**THE TASK**
Note each line where "perchè" appears, and copy it.

**DATASET ENTRIES**
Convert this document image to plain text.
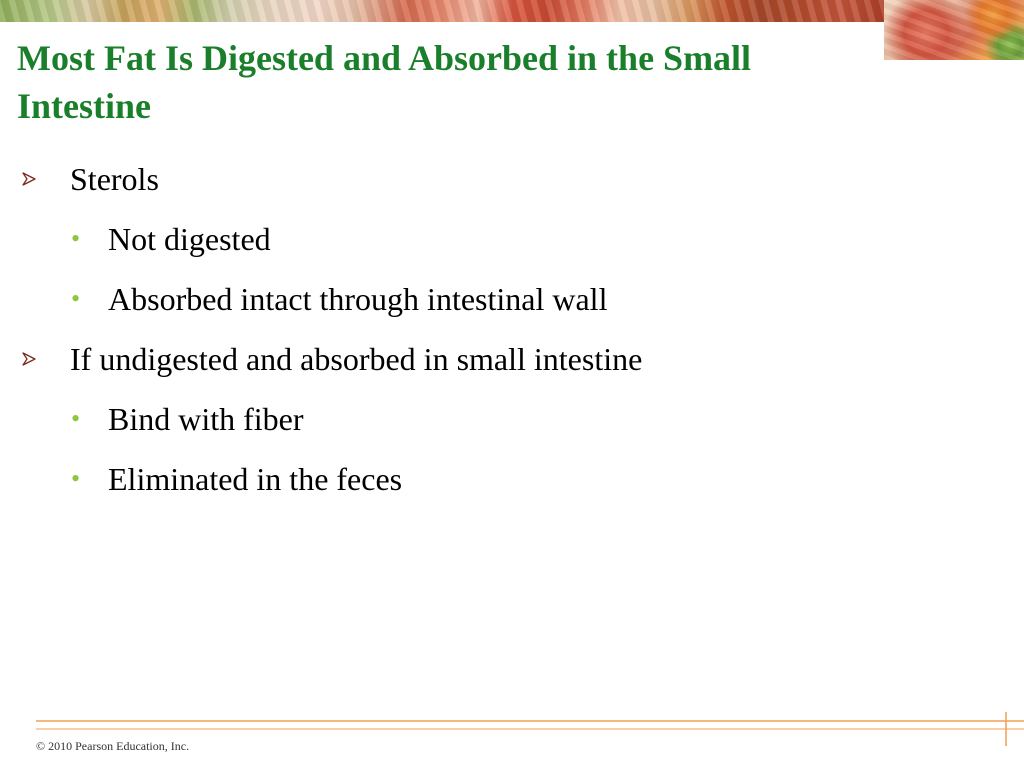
Most Fat Is Digested and Absorbed in the Small Intestine
Sterols
• Not digested
• Absorbed intact through intestinal wall
If undigested and absorbed in small intestine
• Bind with fiber
• Eliminated in the feces
© 2010 Pearson Education, Inc.
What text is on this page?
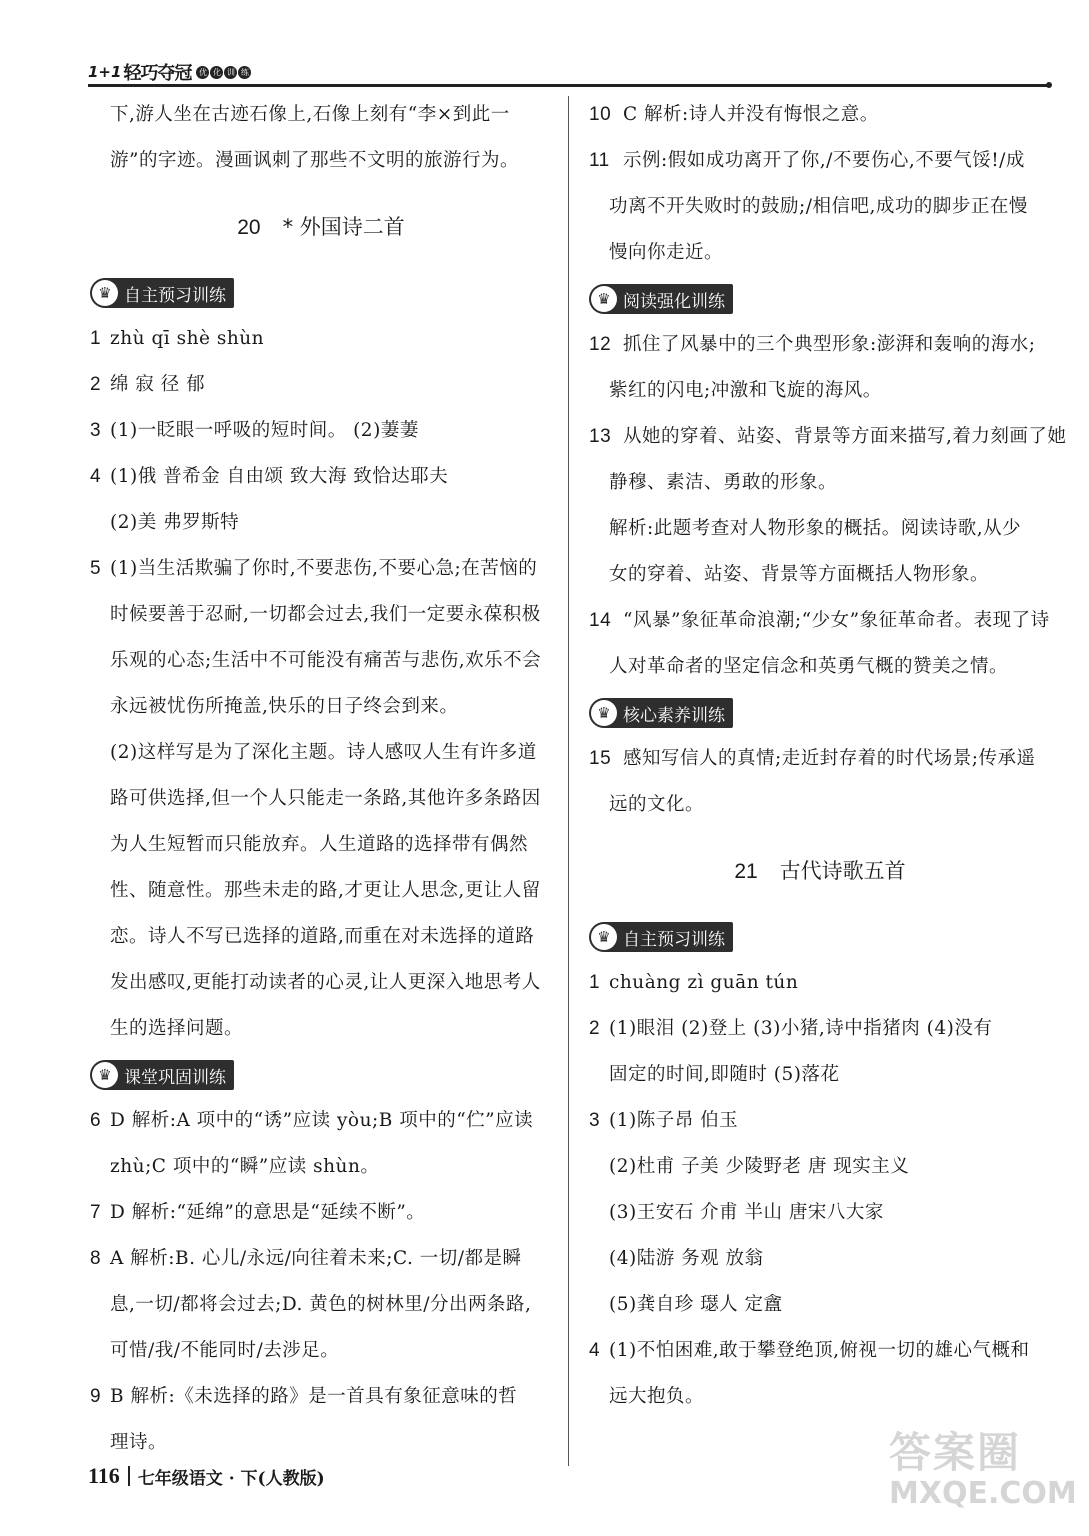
1+1 轻巧夺冠 优 化 训 练
下,游人坐在古迹石像上,石像上刻有“李×到此一
游”的字迹。漫画讽刺了那些不文明的旅游行为。
20 * 外国诗二首
♛ 自主预习训练
1 zhù qī shè shùn
2 绵 寂 径 郁
3 (1)一眨眼一呼吸的短时间。 (2)萋萋
4 (1)俄 普希金 自由颂 致大海 致恰达耶夫
(2)美 弗罗斯特
5 (1)当生活欺骗了你时,不要悲伤,不要心急;在苦恼的
时候要善于忍耐,一切都会过去,我们一定要永葆积极
乐观的心态;生活中不可能没有痛苦与悲伤,欢乐不会
永远被忧伤所掩盖,快乐的日子终会到来。
(2)这样写是为了深化主题。诗人感叹人生有许多道
路可供选择,但一个人只能走一条路,其他许多条路因
为人生短暂而只能放弃。人生道路的选择带有偶然
性、随意性。那些未走的路,才更让人思念,更让人留
恋。诗人不写已选择的道路,而重在对未选择的道路
发出感叹,更能打动读者的心灵,让人更深入地思考人
生的选择问题。
♛ 课堂巩固训练
6 D 解析:A 项中的“诱”应读 yòu;B 项中的“伫”应读
zhù;C 项中的“瞬”应读 shùn。
7 D 解析:“延绵”的意思是“延续不断”。
8 A 解析:B. 心儿/永远/向往着未来;C. 一切/都是瞬
息,一切/都将会过去;D. 黄色的树林里/分出两条路,
可惜/我/不能同时/去涉足。
9 B 解析:《未选择的路》是一首具有象征意味的哲
理诗。
10 C 解析:诗人并没有悔恨之意。
11 示例:假如成功离开了你,/不要伤心,不要气馁!/成
功离不开失败时的鼓励;/相信吧,成功的脚步正在慢
慢向你走近。
♛ 阅读强化训练
12 抓住了风暴中的三个典型形象:澎湃和轰响的海水;
紫红的闪电;冲激和飞旋的海风。
13 从她的穿着、站姿、背景等方面来描写,着力刻画了她
静穆、素洁、勇敢的形象。
解析:此题考查对人物形象的概括。阅读诗歌,从少
女的穿着、站姿、背景等方面概括人物形象。
14 “风暴”象征革命浪潮;“少女”象征革命者。表现了诗
人对革命者的坚定信念和英勇气概的赞美之情。
♛ 核心素养训练
15 感知写信人的真情;走近封存着的时代场景;传承遥
远的文化。
21 古代诗歌五首
♛ 自主预习训练
1 chuàng zì guān tún
2 (1)眼泪 (2)登上 (3)小猪,诗中指猪肉 (4)没有
固定的时间,即随时 (5)落花
3 (1)陈子昂 伯玉
(2)杜甫 子美 少陵野老 唐 现实主义
(3)王安石 介甫 半山 唐宋八大家
(4)陆游 务观 放翁
(5)龚自珍 璱人 定盦
4 (1)不怕困难,敢于攀登绝顶,俯视一切的雄心气概和
远大抱负。
116 七年级语文 · 下(人教版)
答案圈
MXQE.COM
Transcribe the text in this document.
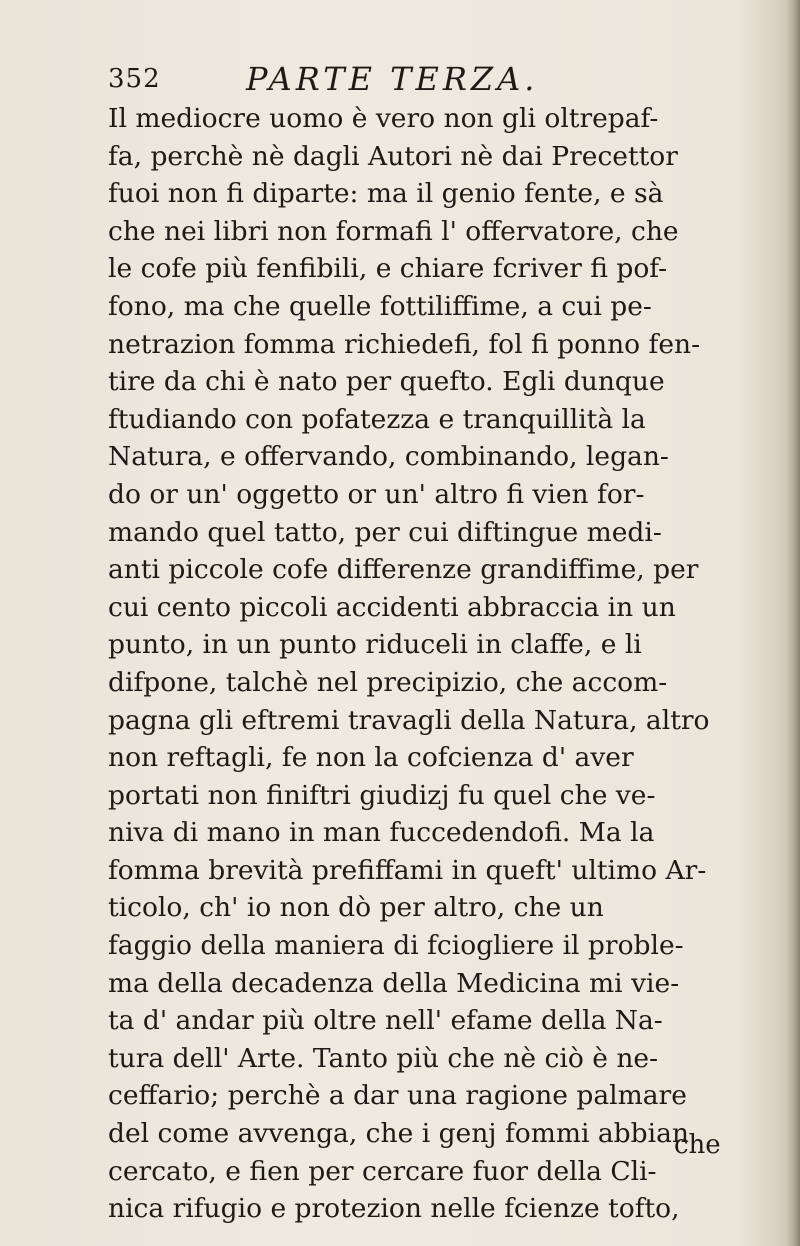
352	PARTE TERZA.
Il mediocre uomo è vero non gli oltrepaf-
fa, perchè nè dagli Autori nè dai Precettor
fuoi non fi diparte: ma il genio fente, e sà
che nei libri non formafi l' offervatore, che
le cofe più fenfibili, e chiare fcriver fi pof-
fono, ma che quelle fottiliffime, a cui pe-
netrazion fomma richiedefi, fol fi ponno fen-
tire da chi è nato per quefto. Egli dunque
ftudiando con pofatezza e tranquillità la
Natura, e offervando, combinando, legan-
do or un' oggetto or un' altro fi vien for-
mando quel tatto, per cui diftingue medi-
anti piccole cofe differenze grandiffime, per
cui cento piccoli accidenti abbraccia in un
punto, in un punto riduceli in claffe, e li
difpone, talchè nel precipizio, che accom-
pagna gli eftremi travagli della Natura, altro
non reftagli, fe non la cofcienza d' aver
portati non finiftri giudizj fu quel che ve-
niva di mano in man fuccedendofi. Ma la
fomma brevità prefiffami in queft' ultimo Ar-
ticolo, ch' io non dò per altro, che un
faggio della maniera di fciogliere il proble-
ma della decadenza della Medicina mi vie-
ta d' andar più oltre nell' efame della Na-
tura dell' Arte. Tanto più che nè ciò è ne-
ceffario; perchè a dar una ragione palmare
del come avvenga, che i genj fommi abbian
cercato, e fien per cercare fuor della Cli-
nica rifugio e protezion nelle fcienze tofto,
che
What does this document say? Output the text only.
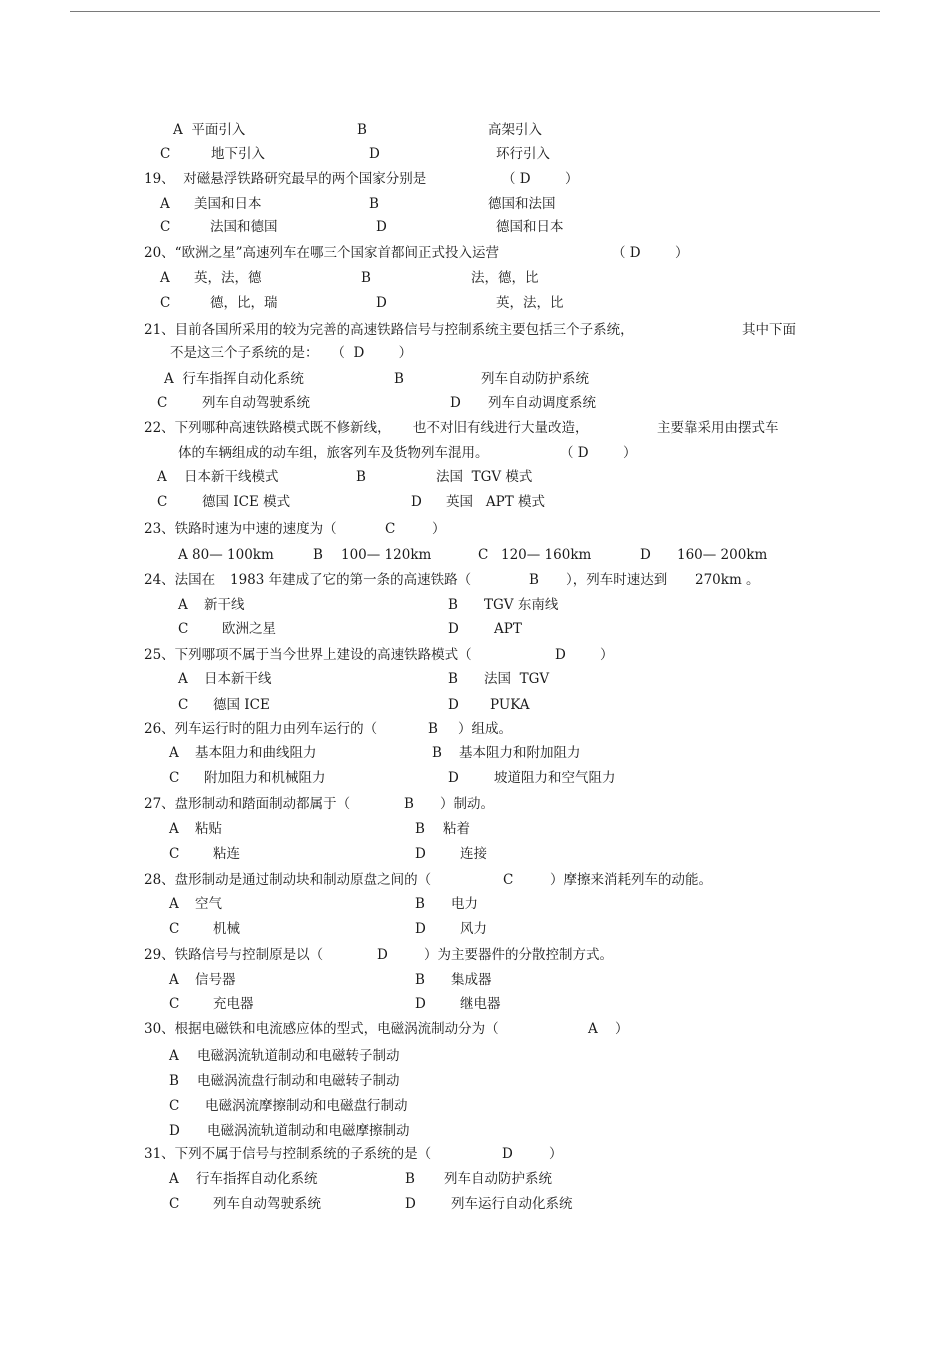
A  平面引入	B	高架引入
C	地下引入	D	环行引入
19、  对磁悬浮铁路研究最早的两个国家分别是	（ D        ）
A 美国和日本	B	德国和法国
C	法国和德国	D	德国和日本
20、“欧洲之星”高速列车在哪三个国家首都间正式投入运营	（ D        ）
A 英，法，德	B	法，德，比
C	德，比，瑞	D	英，法，比
21、目前各国所采用的较为完善的高速铁路信号与控制系统主要包括三个子系统，	其中下面
不是这三个子系统的是：   （  D        ）
A  行车指挥自动化系统	B	列车自动防护系统
C	列车自动驾驶系统	D 列车自动调度系统
22、下列哪种高速铁路模式既不修新线， 也不对旧有线进行大量改造，	主要靠采用由摆式车
体的车辆组成的动车组，旅客列车及货物列车混用。	（ D        ）
A 日本新干线模式	B	法国  TGV 模式
C	德国 ICE 模式	D 英国   APT 模式
23、铁路时速为中速的速度为（	C	）
A 80— 100km	B 100— 120km	C 120— 160km	D 160— 200km
24、法国在 1983 年建成了它的第一条的高速铁路（	B ），列车时速达到 270km 。
A 新干线	B TGV 东南线
C 欧洲之星	D	APT
25、下列哪项不属于当今世界上建设的高速铁路模式（	D	）
A 日本新干线	B 法国  TGV
C 德国 ICE	D PUKA
26、列车运行时的阻力由列车运行的（	B ）组成。
A 基本阻力和曲线阻力	B 基本阻力和附加阻力
C 附加阻力和机械阻力	D	坡道阻力和空气阻力
27、盘形制动和踏面制动都属于（	B ）制动。
A 粘贴	B 粘着
C 粘连	D	连接
28、盘形制动是通过制动块和制动原盘之间的（	C	）摩擦来消耗列车的动能。
A 空气	B 电力
C 机械	D	风力
29、铁路信号与控制原是以（	D	）为主要器件的分散控制方式。
A 信号器	B 集成器
C 充电器	D	继电器
30、根据电磁铁和电流感应体的型式，电磁涡流制动分为（	A ）
A 电磁涡流轨道制动和电磁转子制动
B 电磁涡流盘行制动和电磁转子制动
C 电磁涡流摩擦制动和电磁盘行制动
D 电磁涡流轨道制动和电磁摩擦制动
31、下列不属于信号与控制系统的子系统的是（	D	）
A 行车指挥自动化系统	B 列车自动防护系统
C 列车自动驾驶系统	D	列车运行自动化系统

**EXERCISE ANSWER**
fa, perchè nè dagli Autori nè dai Precettor
ceffario; perchè a dar una ragione palmare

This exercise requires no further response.